§ Source data:
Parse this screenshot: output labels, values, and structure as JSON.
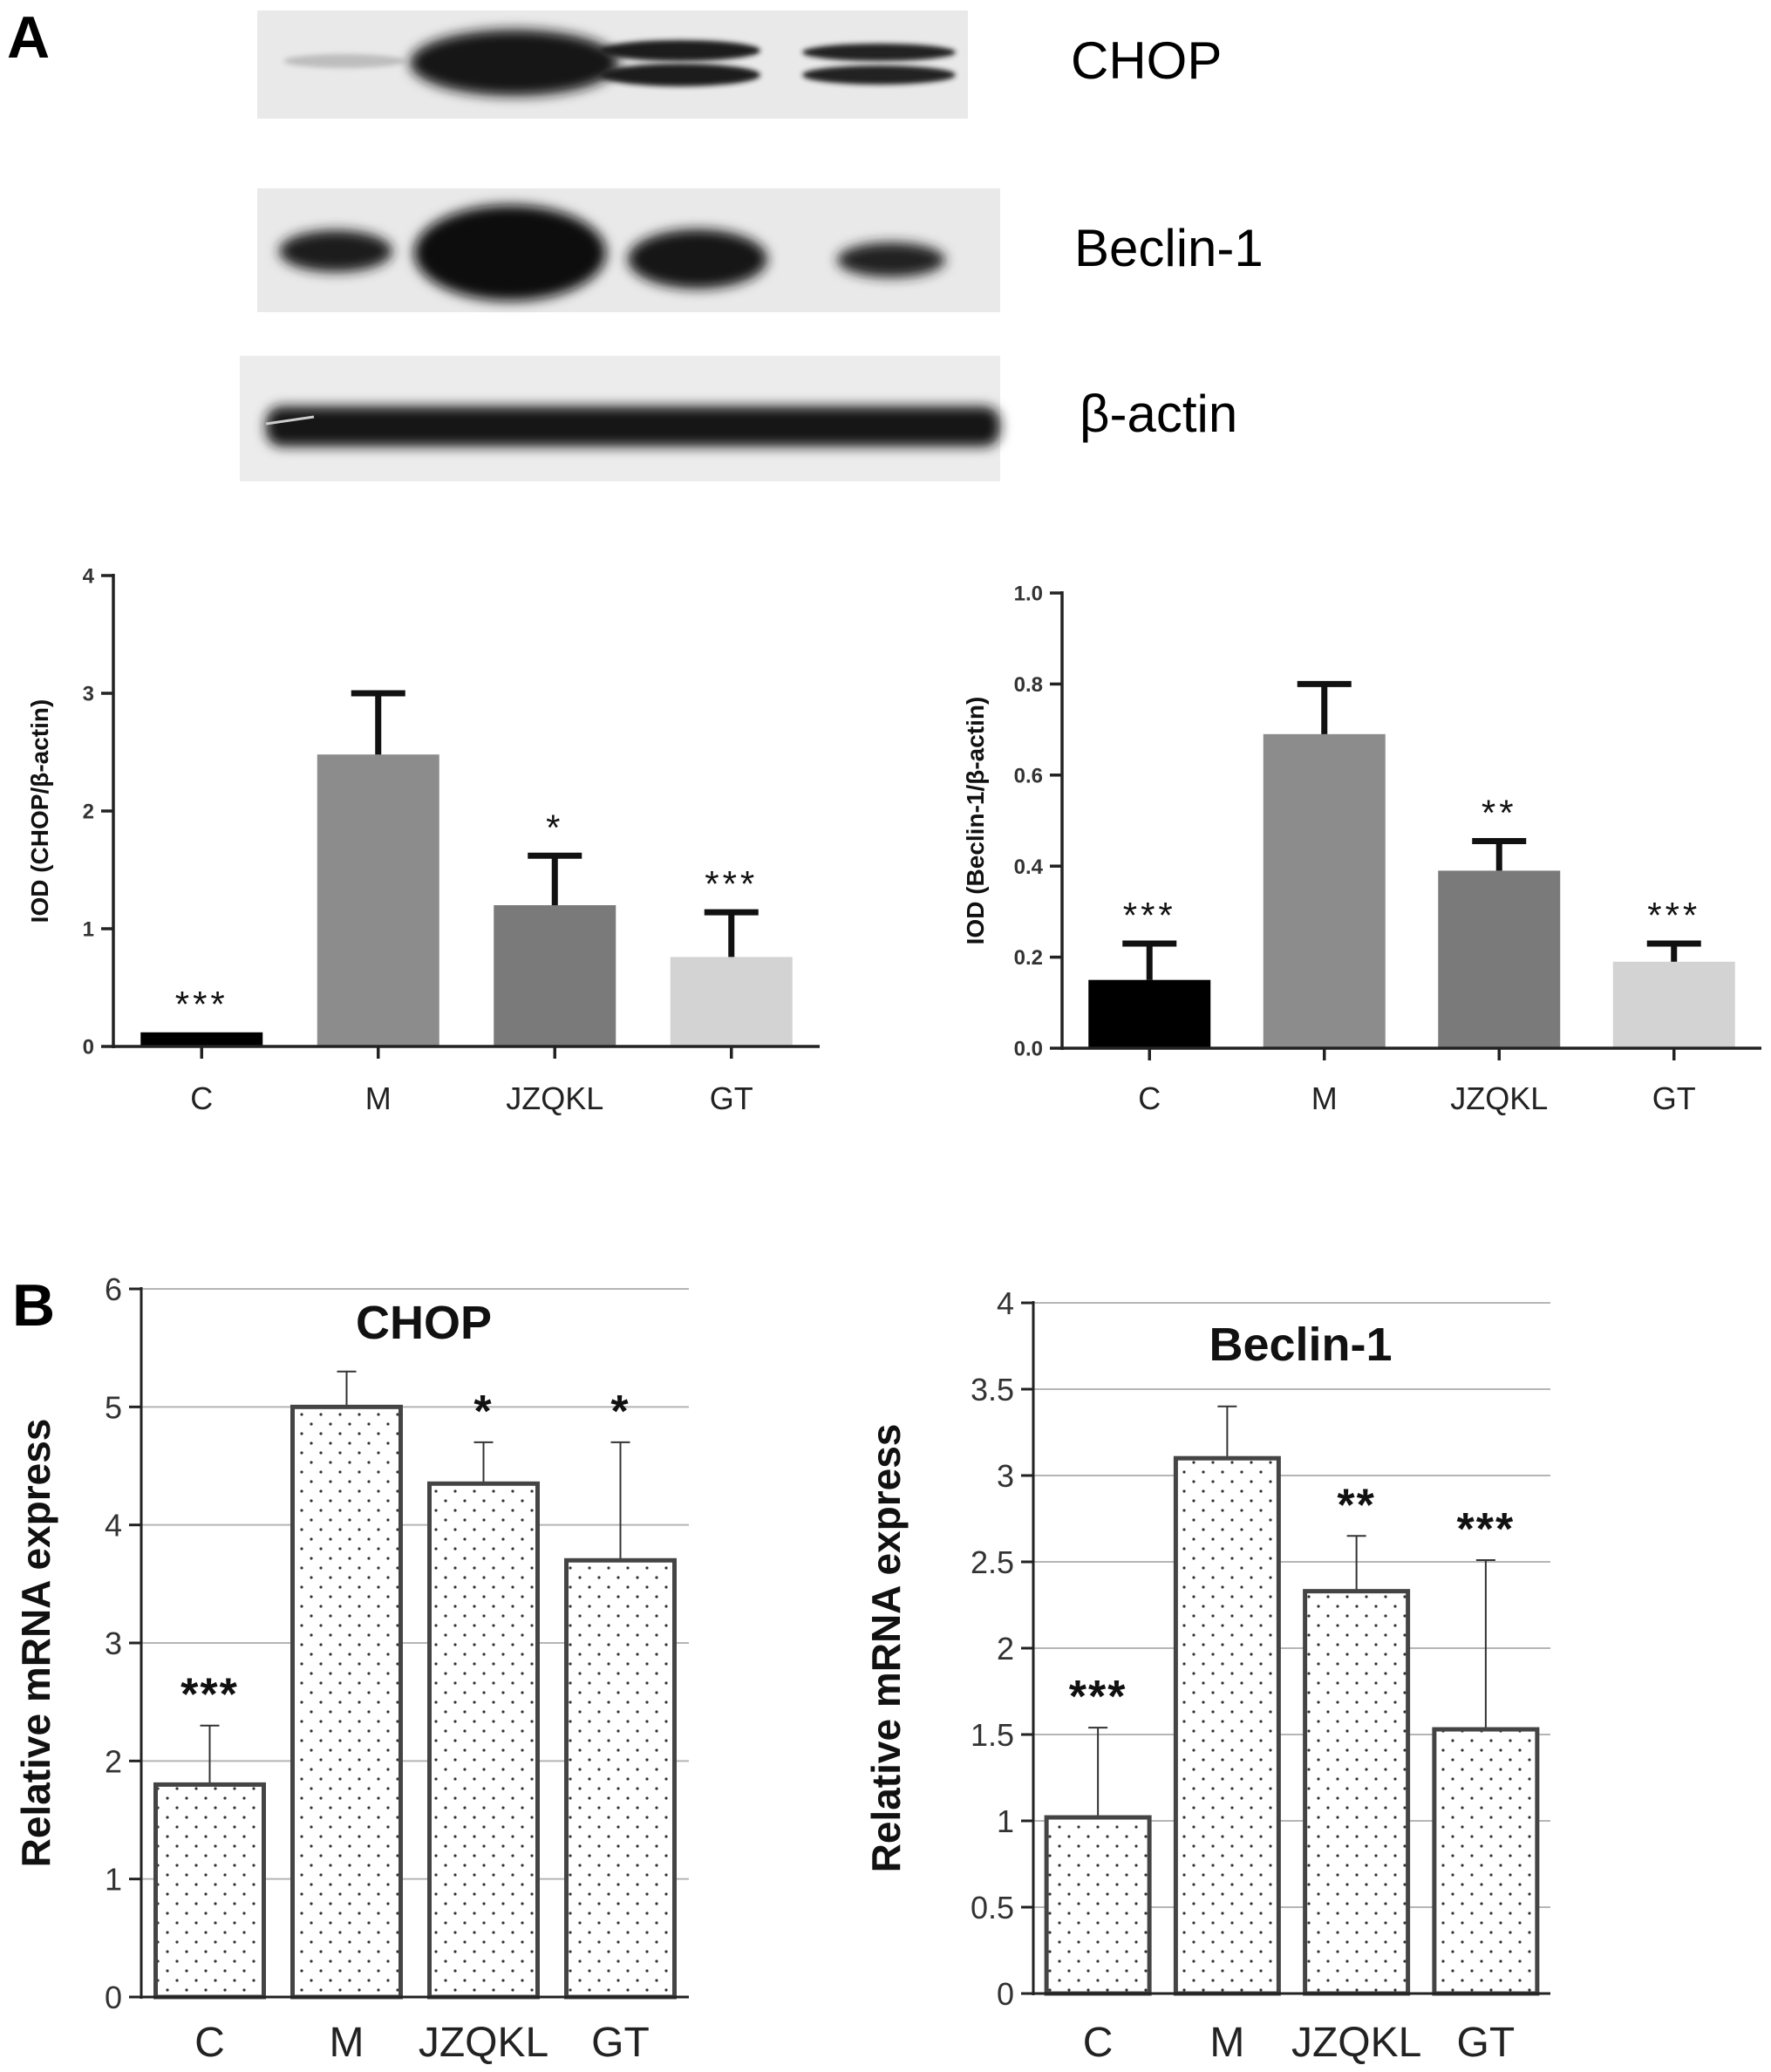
{
  "panel_labels": {
    "a": "A",
    "b": "B"
  },
  "blot": {
    "bands": [
      "CHOP",
      "Beclin-1",
      "β-actin"
    ]
  },
  "chart_data": [
    {
      "id": "a_chop",
      "type": "bar",
      "categories": [
        "C",
        "M",
        "JZQKL",
        "GT"
      ],
      "values": [
        0.12,
        2.48,
        1.2,
        0.76
      ],
      "errors": [
        0.0,
        0.52,
        0.42,
        0.38
      ],
      "annotations": [
        "***",
        "",
        "*",
        "***"
      ],
      "colors": [
        "#000000",
        "#8c8c8c",
        "#7a7a7a",
        "#d3d3d3"
      ],
      "ylabel": "IOD (CHOP/β-actin)",
      "ylim": [
        0,
        4
      ],
      "yticks": [
        "0",
        "1",
        "2",
        "3",
        "4"
      ],
      "grid": false
    },
    {
      "id": "a_beclin",
      "type": "bar",
      "categories": [
        "C",
        "M",
        "JZQKL",
        "GT"
      ],
      "values": [
        0.15,
        0.69,
        0.39,
        0.19
      ],
      "errors": [
        0.08,
        0.11,
        0.065,
        0.04
      ],
      "annotations": [
        "***",
        "",
        "**",
        "***"
      ],
      "colors": [
        "#000000",
        "#8c8c8c",
        "#7a7a7a",
        "#d3d3d3"
      ],
      "ylabel": "IOD (Beclin-1/β-actin)",
      "ylim": [
        0,
        1.0
      ],
      "yticks": [
        "0.0",
        "0.2",
        "0.4",
        "0.6",
        "0.8",
        "1.0"
      ],
      "grid": false
    },
    {
      "id": "b_chop",
      "type": "bar",
      "title": "CHOP",
      "categories": [
        "C",
        "M",
        "JZQKL",
        "GT"
      ],
      "values": [
        1.8,
        5.0,
        4.35,
        3.7
      ],
      "errors": [
        0.5,
        0.3,
        0.35,
        1.0
      ],
      "annotations": [
        "***",
        "",
        "*",
        "*"
      ],
      "ylabel": "Relative mRNA express",
      "ylim": [
        0,
        6
      ],
      "yticks": [
        "0",
        "1",
        "2",
        "3",
        "4",
        "5",
        "6"
      ],
      "grid": true,
      "fill": "dotted"
    },
    {
      "id": "b_beclin",
      "type": "bar",
      "title": "Beclin-1",
      "categories": [
        "C",
        "M",
        "JZQKL",
        "GT"
      ],
      "values": [
        1.02,
        3.1,
        2.33,
        1.53
      ],
      "errors": [
        0.52,
        0.3,
        0.32,
        0.98
      ],
      "annotations": [
        "***",
        "",
        "**",
        "***"
      ],
      "ylabel": "Relative mRNA express",
      "ylim": [
        0,
        4
      ],
      "yticks": [
        "0",
        "0.5",
        "1",
        "1.5",
        "2",
        "2.5",
        "3",
        "3.5",
        "4"
      ],
      "grid": true,
      "fill": "dotted"
    }
  ]
}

§ What the task requires:
All of the entries above should be copied exactly, with the images left out.

§ Solution to this problem:
Parse this screenshot: output labels, values, and structure as JSON.
{
  "panel_labels": {
    "a": "A",
    "b": "B"
  },
  "blot": {
    "bands": [
      "CHOP",
      "Beclin-1",
      "β-actin"
    ]
  },
  "chart_data": [
    {
      "id": "a_chop",
      "type": "bar",
      "categories": [
        "C",
        "M",
        "JZQKL",
        "GT"
      ],
      "values": [
        0.12,
        2.48,
        1.2,
        0.76
      ],
      "errors": [
        0.0,
        0.52,
        0.42,
        0.38
      ],
      "annotations": [
        "***",
        "",
        "*",
        "***"
      ],
      "colors": [
        "#000000",
        "#8c8c8c",
        "#7a7a7a",
        "#d3d3d3"
      ],
      "ylabel": "IOD (CHOP/β-actin)",
      "ylim": [
        0,
        4
      ],
      "yticks": [
        "0",
        "1",
        "2",
        "3",
        "4"
      ],
      "grid": false
    },
    {
      "id": "a_beclin",
      "type": "bar",
      "categories": [
        "C",
        "M",
        "JZQKL",
        "GT"
      ],
      "values": [
        0.15,
        0.69,
        0.39,
        0.19
      ],
      "errors": [
        0.08,
        0.11,
        0.065,
        0.04
      ],
      "annotations": [
        "***",
        "",
        "**",
        "***"
      ],
      "colors": [
        "#000000",
        "#8c8c8c",
        "#7a7a7a",
        "#d3d3d3"
      ],
      "ylabel": "IOD (Beclin-1/β-actin)",
      "ylim": [
        0,
        1.0
      ],
      "yticks": [
        "0.0",
        "0.2",
        "0.4",
        "0.6",
        "0.8",
        "1.0"
      ],
      "grid": false
    },
    {
      "id": "b_chop",
      "type": "bar",
      "title": "CHOP",
      "categories": [
        "C",
        "M",
        "JZQKL",
        "GT"
      ],
      "values": [
        1.8,
        5.0,
        4.35,
        3.7
      ],
      "errors": [
        0.5,
        0.3,
        0.35,
        1.0
      ],
      "annotations": [
        "***",
        "",
        "*",
        "*"
      ],
      "ylabel": "Relative mRNA express",
      "ylim": [
        0,
        6
      ],
      "yticks": [
        "0",
        "1",
        "2",
        "3",
        "4",
        "5",
        "6"
      ],
      "grid": true,
      "fill": "dotted"
    },
    {
      "id": "b_beclin",
      "type": "bar",
      "title": "Beclin-1",
      "categories": [
        "C",
        "M",
        "JZQKL",
        "GT"
      ],
      "values": [
        1.02,
        3.1,
        2.33,
        1.53
      ],
      "errors": [
        0.52,
        0.3,
        0.32,
        0.98
      ],
      "annotations": [
        "***",
        "",
        "**",
        "***"
      ],
      "ylabel": "Relative mRNA express",
      "ylim": [
        0,
        4
      ],
      "yticks": [
        "0",
        "0.5",
        "1",
        "1.5",
        "2",
        "2.5",
        "3",
        "3.5",
        "4"
      ],
      "grid": true,
      "fill": "dotted"
    }
  ]
}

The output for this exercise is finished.